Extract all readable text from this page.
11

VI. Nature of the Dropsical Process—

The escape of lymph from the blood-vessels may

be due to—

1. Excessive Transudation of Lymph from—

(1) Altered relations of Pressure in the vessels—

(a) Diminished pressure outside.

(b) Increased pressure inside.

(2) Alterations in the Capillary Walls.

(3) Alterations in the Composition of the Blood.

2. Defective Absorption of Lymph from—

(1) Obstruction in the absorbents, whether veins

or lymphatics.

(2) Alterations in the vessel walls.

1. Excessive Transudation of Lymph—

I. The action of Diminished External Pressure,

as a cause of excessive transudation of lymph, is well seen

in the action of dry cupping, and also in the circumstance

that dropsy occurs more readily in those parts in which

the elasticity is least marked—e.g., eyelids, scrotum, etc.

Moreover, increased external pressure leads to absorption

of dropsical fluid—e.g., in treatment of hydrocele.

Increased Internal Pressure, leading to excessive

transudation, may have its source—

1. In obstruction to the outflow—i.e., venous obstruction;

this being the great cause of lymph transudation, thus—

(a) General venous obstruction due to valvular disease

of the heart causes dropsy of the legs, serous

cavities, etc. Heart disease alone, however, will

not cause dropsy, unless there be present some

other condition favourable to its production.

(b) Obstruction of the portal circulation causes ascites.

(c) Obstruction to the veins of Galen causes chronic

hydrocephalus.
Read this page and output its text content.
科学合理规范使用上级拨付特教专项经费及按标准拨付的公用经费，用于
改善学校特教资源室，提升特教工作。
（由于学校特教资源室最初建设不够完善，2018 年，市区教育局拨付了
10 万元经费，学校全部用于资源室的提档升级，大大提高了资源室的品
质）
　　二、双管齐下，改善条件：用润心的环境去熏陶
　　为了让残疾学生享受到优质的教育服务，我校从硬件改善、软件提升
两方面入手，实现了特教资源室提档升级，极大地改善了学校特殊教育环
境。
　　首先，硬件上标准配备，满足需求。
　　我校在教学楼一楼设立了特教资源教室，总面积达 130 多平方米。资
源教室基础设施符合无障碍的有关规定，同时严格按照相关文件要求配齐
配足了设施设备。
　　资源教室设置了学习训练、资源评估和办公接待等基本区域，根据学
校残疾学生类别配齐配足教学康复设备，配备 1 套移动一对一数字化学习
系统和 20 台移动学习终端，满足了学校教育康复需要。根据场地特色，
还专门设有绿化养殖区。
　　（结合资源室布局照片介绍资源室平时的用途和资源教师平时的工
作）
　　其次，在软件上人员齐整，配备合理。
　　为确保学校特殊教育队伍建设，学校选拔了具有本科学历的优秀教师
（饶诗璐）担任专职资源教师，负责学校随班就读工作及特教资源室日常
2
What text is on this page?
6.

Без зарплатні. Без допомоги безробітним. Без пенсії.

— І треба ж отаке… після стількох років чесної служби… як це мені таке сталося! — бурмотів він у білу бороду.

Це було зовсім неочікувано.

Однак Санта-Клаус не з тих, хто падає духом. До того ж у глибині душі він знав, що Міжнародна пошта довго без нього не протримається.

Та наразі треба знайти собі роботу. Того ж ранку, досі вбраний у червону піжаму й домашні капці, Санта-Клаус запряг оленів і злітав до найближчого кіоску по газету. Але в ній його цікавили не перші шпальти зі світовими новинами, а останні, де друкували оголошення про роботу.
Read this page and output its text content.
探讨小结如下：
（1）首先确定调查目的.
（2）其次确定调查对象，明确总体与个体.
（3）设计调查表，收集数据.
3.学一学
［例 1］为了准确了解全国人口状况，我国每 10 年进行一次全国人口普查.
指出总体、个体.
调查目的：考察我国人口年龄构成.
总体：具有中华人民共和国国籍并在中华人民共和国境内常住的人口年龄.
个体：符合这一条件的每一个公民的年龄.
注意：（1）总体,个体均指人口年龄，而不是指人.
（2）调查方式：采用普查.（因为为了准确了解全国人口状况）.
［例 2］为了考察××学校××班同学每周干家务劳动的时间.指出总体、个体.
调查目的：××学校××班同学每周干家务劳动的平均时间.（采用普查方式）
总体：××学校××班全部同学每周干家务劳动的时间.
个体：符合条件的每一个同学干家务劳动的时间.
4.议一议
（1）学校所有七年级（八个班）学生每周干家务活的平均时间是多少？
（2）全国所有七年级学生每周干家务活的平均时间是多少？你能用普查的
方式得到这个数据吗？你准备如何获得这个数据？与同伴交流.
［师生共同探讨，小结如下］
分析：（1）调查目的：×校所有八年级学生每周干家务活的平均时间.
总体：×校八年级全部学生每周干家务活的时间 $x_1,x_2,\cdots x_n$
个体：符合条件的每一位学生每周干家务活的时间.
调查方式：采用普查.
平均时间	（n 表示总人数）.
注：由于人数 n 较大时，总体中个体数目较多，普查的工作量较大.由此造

WRITTEN REQUEST: Check each line above for the string "text", then copy the ones that have it.

RESPONSE TO THIS EXERCISE:
Extract all readable text from this page.
Read this page and output its text content.
What text is on this page?
Read this page and output its text content.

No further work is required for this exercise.